Task to complete:
Below is a block of records: output all of them exactly and leave out the pictures.

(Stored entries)
***

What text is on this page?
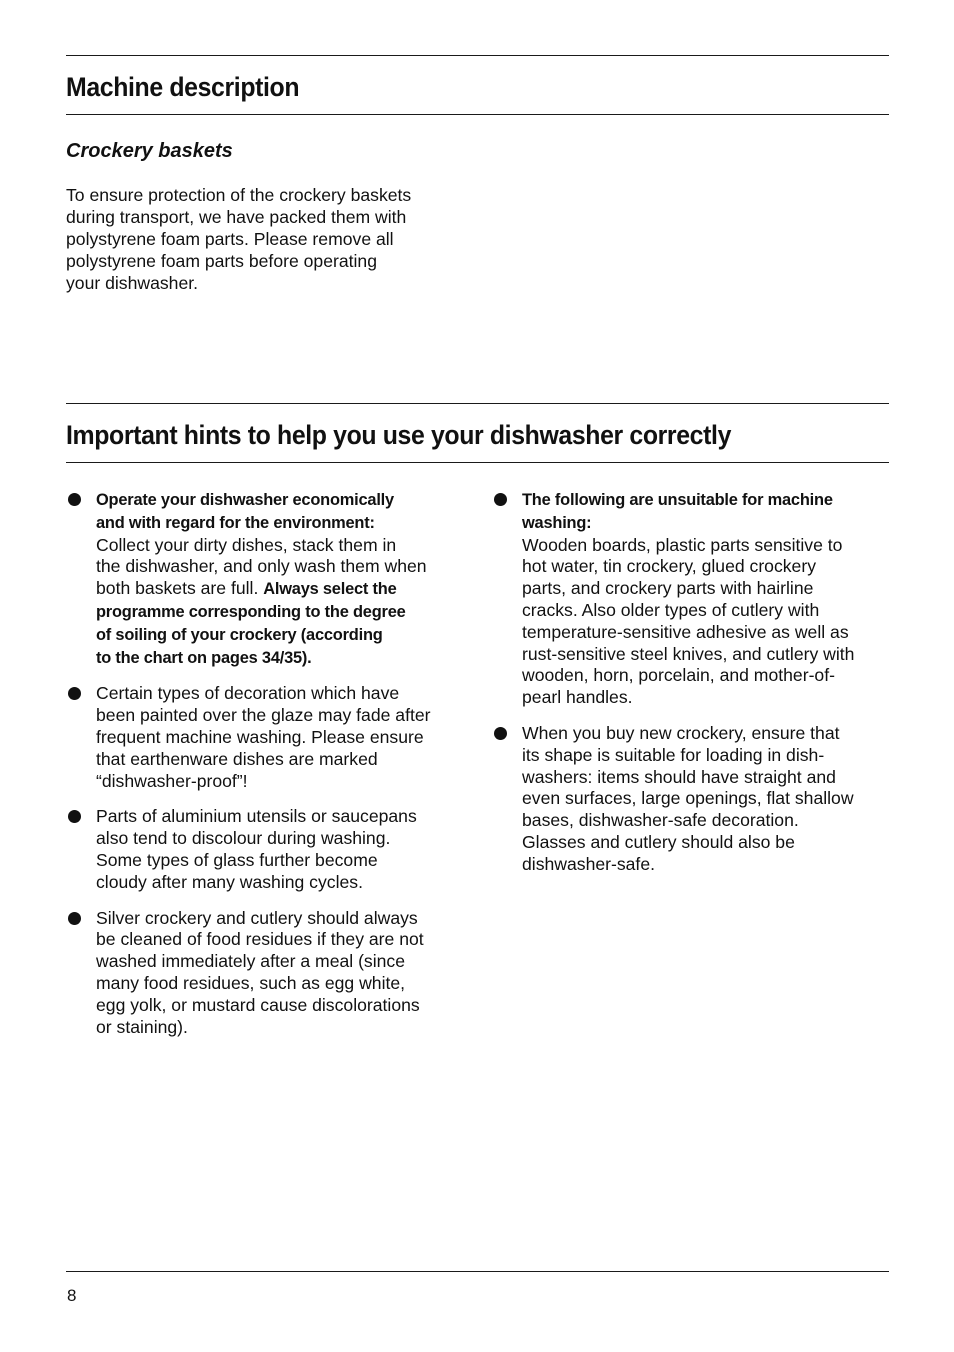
Machine description
Crockery baskets
To ensure protection of the crockery baskets
during transport, we have packed them with
polystyrene foam parts. Please remove all
polystyrene foam parts before operating
your dishwasher.
Important hints to help you use your dishwasher correctly
Operate your dishwasher economically
and with regard for the environment:
Collect your dirty dishes, stack them in
the dishwasher, and only wash them when
both baskets are full. Always select the
programme corresponding to the degree
of soiling of your crockery (according
to the chart on pages 34/35).
Certain types of decoration which have
been painted over the glaze may fade after
frequent machine washing. Please ensure
that earthenware dishes are marked
“dishwasher-proof”!
Parts of aluminium utensils or saucepans
also tend to discolour during washing.
Some types of glass further become
cloudy after many washing cycles.
Silver crockery and cutlery should always
be cleaned of food residues if they are not
washed immediately after a meal (since
many food residues, such as egg white,
egg yolk, or mustard cause discolorations
or staining).
The following are unsuitable for machine
washing:
Wooden boards, plastic parts sensitive to
hot water, tin crockery, glued crockery
parts, and crockery parts with hairline
cracks. Also older types of cutlery with
temperature-sensitive adhesive as well as
rust-sensitive steel knives, and cutlery with
wooden, horn, porcelain, and mother-of-
pearl handles.
When you buy new crockery, ensure that
its shape is suitable for loading in dish-
washers: items should have straight and
even surfaces, large openings, flat shallow
bases, dishwasher-safe decoration.
Glasses and cutlery should also be
dishwasher-safe.
8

***

Exercise answer:
What text is on this page?
Machine description
Crockery baskets
To ensure protection of the crockery baskets
during transport, we have packed them with
polystyrene foam parts. Please remove all
polystyrene foam parts before operating
your dishwasher.
Important hints to help you use your dishwasher correctly
Operate your dishwasher economically
and with regard for the environment:
Collect your dirty dishes, stack them in
the dishwasher, and only wash them when
both baskets are full. Always select the
programme corresponding to the degree
of soiling of your crockery (according
to the chart on pages 34/35).
Certain types of decoration which have
been painted over the glaze may fade after
frequent machine washing. Please ensure
that earthenware dishes are marked
“dishwasher-proof”!
Parts of aluminium utensils or saucepans
also tend to discolour during washing.
Some types of glass further become
cloudy after many washing cycles.
Silver crockery and cutlery should always
be cleaned of food residues if they are not
washed immediately after a meal (since
many food residues, such as egg white,
egg yolk, or mustard cause discolorations
or staining).
The following are unsuitable for machine
washing:
Wooden boards, plastic parts sensitive to
hot water, tin crockery, glued crockery
parts, and crockery parts with hairline
cracks. Also older types of cutlery with
temperature-sensitive adhesive as well as
rust-sensitive steel knives, and cutlery with
wooden, horn, porcelain, and mother-of-
pearl handles.
When you buy new crockery, ensure that
its shape is suitable for loading in dish-
washers: items should have straight and
even surfaces, large openings, flat shallow
bases, dishwasher-safe decoration.
Glasses and cutlery should also be
dishwasher-safe.
8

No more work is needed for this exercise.